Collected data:
** BEGIN **

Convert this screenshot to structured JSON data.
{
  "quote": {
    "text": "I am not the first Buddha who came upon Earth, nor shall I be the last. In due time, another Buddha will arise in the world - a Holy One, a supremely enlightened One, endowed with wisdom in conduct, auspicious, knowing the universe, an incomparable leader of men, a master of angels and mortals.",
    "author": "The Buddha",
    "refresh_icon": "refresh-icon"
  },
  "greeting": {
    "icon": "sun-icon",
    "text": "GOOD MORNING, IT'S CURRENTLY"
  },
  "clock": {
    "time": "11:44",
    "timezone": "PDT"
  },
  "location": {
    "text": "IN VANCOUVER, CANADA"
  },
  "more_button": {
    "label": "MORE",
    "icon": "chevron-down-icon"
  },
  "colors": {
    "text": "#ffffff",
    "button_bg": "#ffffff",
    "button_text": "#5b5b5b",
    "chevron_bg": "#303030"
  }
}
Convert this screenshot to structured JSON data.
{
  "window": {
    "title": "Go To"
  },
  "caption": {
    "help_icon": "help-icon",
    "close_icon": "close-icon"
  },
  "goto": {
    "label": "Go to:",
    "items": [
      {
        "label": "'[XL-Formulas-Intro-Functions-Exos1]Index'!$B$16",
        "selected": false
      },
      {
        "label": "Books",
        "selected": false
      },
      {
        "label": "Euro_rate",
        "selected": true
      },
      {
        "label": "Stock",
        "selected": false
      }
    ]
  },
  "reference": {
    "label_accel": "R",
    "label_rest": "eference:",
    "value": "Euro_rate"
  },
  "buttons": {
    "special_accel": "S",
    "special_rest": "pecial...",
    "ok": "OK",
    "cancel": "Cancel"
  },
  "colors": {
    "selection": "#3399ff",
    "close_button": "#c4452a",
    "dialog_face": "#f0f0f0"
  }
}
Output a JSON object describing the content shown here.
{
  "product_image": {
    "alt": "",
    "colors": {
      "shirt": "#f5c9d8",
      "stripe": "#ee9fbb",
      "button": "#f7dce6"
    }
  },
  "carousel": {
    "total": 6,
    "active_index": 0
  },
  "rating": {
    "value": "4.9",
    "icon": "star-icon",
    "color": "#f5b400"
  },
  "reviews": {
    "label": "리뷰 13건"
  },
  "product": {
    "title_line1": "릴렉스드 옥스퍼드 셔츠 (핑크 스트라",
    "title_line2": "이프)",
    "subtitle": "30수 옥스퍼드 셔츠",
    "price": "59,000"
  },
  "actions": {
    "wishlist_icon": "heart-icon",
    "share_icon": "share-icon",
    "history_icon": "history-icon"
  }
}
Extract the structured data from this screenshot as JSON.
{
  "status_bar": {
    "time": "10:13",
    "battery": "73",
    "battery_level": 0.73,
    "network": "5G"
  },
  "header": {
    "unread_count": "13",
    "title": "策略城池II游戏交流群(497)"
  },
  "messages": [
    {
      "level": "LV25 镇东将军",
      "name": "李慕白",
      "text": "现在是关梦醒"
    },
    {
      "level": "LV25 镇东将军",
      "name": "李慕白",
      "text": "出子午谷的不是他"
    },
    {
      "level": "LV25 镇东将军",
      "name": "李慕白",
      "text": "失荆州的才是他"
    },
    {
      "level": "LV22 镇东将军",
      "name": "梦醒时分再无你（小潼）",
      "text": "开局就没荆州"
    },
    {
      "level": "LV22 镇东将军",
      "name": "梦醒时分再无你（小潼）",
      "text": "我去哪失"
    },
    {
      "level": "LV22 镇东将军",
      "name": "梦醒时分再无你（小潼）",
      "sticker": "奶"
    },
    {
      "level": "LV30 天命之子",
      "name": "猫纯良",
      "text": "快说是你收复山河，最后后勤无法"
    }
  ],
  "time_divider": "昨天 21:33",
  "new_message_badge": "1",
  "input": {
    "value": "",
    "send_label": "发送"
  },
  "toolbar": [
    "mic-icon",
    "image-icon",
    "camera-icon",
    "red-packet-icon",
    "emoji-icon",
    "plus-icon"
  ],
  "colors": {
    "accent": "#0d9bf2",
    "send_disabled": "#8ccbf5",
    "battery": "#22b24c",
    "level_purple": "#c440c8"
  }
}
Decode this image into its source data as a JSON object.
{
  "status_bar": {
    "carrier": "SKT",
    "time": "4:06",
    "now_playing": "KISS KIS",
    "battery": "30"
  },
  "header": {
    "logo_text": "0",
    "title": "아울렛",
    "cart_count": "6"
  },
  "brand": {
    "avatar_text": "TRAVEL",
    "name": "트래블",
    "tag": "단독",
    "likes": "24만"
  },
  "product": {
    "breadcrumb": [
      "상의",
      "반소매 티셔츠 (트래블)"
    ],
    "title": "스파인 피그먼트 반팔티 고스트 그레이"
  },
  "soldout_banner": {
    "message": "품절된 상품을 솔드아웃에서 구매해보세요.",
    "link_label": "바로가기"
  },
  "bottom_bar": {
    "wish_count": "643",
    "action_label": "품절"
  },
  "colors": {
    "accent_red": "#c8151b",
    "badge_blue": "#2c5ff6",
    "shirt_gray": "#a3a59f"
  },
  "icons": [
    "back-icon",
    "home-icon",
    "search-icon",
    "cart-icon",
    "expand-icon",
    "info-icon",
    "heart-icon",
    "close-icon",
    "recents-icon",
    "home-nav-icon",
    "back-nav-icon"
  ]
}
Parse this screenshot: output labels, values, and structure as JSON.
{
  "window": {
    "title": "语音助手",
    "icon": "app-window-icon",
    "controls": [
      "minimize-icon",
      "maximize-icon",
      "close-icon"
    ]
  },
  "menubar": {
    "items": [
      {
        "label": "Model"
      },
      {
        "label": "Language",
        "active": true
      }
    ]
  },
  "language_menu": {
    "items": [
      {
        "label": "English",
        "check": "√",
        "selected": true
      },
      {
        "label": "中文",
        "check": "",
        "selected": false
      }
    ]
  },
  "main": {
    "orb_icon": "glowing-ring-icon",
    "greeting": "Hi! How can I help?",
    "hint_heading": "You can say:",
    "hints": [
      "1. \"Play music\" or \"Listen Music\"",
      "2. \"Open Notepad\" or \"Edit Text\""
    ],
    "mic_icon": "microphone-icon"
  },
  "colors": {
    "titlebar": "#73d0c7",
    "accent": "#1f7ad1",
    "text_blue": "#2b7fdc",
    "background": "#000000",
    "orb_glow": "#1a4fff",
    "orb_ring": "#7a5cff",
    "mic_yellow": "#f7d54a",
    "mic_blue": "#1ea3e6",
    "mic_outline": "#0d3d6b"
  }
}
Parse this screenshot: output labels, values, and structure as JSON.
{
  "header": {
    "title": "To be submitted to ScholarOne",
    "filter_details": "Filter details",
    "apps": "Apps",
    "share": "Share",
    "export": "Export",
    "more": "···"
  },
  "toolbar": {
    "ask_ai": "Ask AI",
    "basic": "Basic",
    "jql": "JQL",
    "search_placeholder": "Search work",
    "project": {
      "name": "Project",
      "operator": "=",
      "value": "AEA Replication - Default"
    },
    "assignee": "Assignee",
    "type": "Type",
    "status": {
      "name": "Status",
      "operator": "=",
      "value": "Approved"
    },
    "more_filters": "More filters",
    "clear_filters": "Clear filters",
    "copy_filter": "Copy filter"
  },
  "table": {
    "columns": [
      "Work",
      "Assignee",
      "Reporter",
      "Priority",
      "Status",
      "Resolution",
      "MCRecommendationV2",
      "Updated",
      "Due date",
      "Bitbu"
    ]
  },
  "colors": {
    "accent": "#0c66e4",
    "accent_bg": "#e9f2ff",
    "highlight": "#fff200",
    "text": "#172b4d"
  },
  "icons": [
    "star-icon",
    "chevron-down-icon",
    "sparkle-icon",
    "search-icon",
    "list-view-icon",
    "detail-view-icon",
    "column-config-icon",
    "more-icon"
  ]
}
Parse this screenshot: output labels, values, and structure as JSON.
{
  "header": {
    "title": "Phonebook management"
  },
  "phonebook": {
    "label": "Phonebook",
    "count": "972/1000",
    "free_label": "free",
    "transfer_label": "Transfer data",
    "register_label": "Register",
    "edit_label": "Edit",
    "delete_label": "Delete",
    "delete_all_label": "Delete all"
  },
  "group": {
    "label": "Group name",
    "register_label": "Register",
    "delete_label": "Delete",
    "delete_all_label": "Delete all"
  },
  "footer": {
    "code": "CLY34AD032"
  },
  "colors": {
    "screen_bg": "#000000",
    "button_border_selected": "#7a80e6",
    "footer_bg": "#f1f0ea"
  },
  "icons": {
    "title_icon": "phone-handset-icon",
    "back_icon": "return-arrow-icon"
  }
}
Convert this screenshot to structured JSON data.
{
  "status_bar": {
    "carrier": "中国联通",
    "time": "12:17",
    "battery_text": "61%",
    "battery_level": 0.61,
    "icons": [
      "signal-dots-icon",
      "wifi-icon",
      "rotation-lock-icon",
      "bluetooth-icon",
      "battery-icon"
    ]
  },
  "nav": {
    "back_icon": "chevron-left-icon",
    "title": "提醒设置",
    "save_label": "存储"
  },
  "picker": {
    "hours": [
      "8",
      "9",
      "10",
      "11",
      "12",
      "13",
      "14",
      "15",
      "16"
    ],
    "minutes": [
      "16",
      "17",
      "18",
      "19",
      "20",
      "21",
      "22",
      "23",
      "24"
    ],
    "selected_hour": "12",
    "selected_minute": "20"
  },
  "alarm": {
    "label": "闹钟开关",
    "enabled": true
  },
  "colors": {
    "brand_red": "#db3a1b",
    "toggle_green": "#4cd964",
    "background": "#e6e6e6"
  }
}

** END **

### THE PROBLEM
Out of the material above, select every line that holds the string "object".

### EXPECTED ANSWER
Output a JSON object describing the content shown here.
Decode this image into its source data as a JSON object.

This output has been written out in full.